BRIEF: Pull out each line of the data below that contains the string "Nome", copying every such line in full.

Data on where elements appear
========================================
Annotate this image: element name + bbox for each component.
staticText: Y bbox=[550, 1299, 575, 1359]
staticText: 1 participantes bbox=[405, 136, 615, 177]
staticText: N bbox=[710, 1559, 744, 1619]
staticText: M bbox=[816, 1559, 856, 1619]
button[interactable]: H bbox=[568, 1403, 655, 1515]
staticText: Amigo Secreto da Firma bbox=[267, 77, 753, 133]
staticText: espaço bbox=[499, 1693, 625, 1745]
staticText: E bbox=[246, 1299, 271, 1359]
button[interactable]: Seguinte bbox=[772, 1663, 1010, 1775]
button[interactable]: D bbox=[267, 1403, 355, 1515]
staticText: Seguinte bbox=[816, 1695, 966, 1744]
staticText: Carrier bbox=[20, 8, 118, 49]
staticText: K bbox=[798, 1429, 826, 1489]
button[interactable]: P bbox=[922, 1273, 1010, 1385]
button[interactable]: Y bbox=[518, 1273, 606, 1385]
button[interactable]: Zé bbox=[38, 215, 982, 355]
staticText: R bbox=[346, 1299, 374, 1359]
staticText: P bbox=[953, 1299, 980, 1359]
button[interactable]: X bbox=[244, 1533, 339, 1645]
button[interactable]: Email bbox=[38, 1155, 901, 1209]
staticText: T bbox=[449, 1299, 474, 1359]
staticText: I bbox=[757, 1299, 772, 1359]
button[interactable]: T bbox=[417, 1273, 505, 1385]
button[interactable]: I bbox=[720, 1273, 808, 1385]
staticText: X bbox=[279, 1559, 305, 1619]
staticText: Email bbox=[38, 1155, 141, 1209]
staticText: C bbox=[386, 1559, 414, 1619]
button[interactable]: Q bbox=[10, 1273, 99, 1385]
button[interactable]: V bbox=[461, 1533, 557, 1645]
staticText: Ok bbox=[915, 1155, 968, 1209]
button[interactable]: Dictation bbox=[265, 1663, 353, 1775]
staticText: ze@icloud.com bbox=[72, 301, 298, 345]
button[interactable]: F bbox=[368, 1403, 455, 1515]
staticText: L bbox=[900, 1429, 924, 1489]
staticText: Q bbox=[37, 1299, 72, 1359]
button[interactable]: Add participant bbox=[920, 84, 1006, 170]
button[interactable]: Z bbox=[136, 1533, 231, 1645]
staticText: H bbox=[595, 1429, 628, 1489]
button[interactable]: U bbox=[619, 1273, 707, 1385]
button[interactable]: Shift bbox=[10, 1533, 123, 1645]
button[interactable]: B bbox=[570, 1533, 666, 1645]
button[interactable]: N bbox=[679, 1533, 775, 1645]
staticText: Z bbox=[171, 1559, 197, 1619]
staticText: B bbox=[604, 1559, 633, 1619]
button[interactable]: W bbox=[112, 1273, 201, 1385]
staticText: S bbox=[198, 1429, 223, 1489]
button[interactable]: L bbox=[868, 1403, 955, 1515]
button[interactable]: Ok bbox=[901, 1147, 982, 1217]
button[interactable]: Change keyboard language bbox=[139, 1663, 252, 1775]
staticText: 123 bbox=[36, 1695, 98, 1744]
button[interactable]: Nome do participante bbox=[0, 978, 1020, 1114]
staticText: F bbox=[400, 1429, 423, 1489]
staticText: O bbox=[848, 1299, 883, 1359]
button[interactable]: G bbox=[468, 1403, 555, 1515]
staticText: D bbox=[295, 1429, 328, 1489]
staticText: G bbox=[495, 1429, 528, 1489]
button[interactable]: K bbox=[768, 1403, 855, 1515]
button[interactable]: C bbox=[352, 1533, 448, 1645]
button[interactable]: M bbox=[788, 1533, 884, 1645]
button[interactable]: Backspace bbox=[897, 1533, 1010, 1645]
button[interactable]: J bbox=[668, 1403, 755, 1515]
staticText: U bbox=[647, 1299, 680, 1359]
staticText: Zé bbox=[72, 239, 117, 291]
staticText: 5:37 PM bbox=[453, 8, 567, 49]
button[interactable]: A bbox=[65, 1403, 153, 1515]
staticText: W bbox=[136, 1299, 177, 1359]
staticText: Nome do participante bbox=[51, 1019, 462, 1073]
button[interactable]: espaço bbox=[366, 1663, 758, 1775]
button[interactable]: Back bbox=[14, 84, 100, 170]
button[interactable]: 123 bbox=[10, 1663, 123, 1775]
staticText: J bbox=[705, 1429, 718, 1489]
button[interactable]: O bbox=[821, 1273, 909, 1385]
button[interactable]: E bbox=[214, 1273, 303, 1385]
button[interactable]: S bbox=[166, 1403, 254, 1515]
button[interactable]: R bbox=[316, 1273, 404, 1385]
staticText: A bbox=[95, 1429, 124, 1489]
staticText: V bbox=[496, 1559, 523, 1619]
========================================
ANSWER TO THIS EXERCISE:
button[interactable]: Nome do participante bbox=[0, 978, 1020, 1114]
staticText: Nome do participante bbox=[51, 1019, 462, 1073]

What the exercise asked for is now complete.